# Exercise objective:
Update the items from their beginning through the line containing "ctrl-bar-segment: [264, 213, 367, 222]", replacing "Months" with "Mo" and leaving everything else unchanged.

# Records supplied:
________________

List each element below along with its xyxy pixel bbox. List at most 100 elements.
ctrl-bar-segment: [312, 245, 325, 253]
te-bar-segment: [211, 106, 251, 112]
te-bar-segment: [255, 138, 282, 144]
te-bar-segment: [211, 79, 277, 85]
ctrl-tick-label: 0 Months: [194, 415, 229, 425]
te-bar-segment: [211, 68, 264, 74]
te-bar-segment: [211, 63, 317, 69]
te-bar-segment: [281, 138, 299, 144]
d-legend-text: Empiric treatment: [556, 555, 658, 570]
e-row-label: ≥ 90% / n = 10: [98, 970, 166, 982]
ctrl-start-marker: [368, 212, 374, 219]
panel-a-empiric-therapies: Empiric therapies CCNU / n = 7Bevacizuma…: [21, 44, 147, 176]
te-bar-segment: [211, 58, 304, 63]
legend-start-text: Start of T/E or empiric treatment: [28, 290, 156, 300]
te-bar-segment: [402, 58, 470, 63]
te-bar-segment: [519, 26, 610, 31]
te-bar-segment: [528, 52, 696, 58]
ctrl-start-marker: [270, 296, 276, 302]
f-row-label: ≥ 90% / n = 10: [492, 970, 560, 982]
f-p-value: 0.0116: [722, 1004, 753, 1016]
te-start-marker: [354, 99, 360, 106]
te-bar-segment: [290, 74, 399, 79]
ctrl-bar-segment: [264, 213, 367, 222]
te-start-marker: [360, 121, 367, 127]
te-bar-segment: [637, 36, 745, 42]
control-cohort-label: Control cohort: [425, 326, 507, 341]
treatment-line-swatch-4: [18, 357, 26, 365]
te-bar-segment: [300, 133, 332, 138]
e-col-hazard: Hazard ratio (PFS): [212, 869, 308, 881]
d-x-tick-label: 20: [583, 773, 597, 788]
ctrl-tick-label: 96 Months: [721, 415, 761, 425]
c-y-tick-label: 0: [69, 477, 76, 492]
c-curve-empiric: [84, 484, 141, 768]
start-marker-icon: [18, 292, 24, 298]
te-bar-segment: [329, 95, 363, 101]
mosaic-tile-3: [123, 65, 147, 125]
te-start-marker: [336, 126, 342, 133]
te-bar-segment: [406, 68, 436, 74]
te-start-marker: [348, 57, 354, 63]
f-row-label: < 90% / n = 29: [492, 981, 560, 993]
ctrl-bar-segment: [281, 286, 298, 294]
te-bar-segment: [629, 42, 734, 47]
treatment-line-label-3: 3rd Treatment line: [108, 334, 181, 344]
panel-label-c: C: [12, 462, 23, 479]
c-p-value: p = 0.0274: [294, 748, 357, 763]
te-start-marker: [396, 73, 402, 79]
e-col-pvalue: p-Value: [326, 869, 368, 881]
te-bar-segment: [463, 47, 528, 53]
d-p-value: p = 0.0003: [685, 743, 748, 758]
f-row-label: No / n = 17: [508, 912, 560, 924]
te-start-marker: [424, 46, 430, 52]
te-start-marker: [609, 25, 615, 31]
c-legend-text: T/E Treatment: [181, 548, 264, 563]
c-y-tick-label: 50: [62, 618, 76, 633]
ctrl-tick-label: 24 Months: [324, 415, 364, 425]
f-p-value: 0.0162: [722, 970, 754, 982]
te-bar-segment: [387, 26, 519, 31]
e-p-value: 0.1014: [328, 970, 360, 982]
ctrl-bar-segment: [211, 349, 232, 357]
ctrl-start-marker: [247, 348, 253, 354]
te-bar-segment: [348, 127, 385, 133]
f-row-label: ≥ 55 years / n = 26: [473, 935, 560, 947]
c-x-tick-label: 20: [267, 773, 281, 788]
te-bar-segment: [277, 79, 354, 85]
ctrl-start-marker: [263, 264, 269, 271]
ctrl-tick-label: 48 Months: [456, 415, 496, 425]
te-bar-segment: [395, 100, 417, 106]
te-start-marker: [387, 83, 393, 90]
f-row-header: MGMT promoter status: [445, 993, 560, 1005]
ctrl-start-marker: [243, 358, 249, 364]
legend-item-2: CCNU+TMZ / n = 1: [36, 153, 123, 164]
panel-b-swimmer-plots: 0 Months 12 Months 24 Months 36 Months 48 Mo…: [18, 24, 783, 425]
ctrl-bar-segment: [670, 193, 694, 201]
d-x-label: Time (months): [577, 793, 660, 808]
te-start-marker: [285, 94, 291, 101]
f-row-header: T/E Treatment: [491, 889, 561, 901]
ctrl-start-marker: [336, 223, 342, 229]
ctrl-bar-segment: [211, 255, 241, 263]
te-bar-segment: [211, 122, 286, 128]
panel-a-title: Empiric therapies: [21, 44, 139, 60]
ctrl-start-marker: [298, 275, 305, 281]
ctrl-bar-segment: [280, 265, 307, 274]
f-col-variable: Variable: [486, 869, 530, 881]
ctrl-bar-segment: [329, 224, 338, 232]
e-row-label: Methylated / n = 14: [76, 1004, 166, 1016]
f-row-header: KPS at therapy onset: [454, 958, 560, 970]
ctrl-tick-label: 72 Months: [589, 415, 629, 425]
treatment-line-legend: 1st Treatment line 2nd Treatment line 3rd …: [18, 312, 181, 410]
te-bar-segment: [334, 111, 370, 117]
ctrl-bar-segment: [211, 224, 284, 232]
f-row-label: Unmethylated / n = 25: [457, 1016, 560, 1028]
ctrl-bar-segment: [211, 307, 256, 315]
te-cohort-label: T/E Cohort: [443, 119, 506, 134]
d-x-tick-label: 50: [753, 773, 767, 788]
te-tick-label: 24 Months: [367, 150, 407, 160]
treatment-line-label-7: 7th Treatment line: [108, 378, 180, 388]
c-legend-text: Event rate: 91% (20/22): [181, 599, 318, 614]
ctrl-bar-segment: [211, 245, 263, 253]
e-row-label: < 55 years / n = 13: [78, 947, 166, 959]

________________

# Task solution:
List each element below along with its xyxy pixel bbox. List at most 100 elements.
ctrl-bar-segment: [312, 245, 325, 253]
te-bar-segment: [211, 106, 251, 112]
te-bar-segment: [255, 138, 282, 144]
te-bar-segment: [211, 79, 277, 85]
ctrl-tick-label: 0 Mo: [194, 415, 229, 425]
te-bar-segment: [211, 68, 264, 74]
te-bar-segment: [211, 63, 317, 69]
te-bar-segment: [281, 138, 299, 144]
d-legend-text: Empiric treatment: [556, 555, 658, 570]
e-row-label: ≥ 90% / n = 10: [98, 970, 166, 982]
ctrl-start-marker: [368, 212, 374, 219]
panel-a-empiric-therapies: Empiric therapies CCNU / n = 7Bevacizuma…: [21, 44, 147, 176]
te-bar-segment: [211, 58, 304, 63]
legend-start-text: Start of T/E or empiric treatment: [28, 290, 156, 300]
te-bar-segment: [402, 58, 470, 63]
te-bar-segment: [519, 26, 610, 31]
te-bar-segment: [528, 52, 696, 58]
ctrl-start-marker: [270, 296, 276, 302]
f-row-label: ≥ 90% / n = 10: [492, 970, 560, 982]
f-p-value: 0.0116: [722, 1004, 753, 1016]
te-start-marker: [354, 99, 360, 106]
te-bar-segment: [290, 74, 399, 79]
ctrl-bar-segment: [264, 213, 367, 222]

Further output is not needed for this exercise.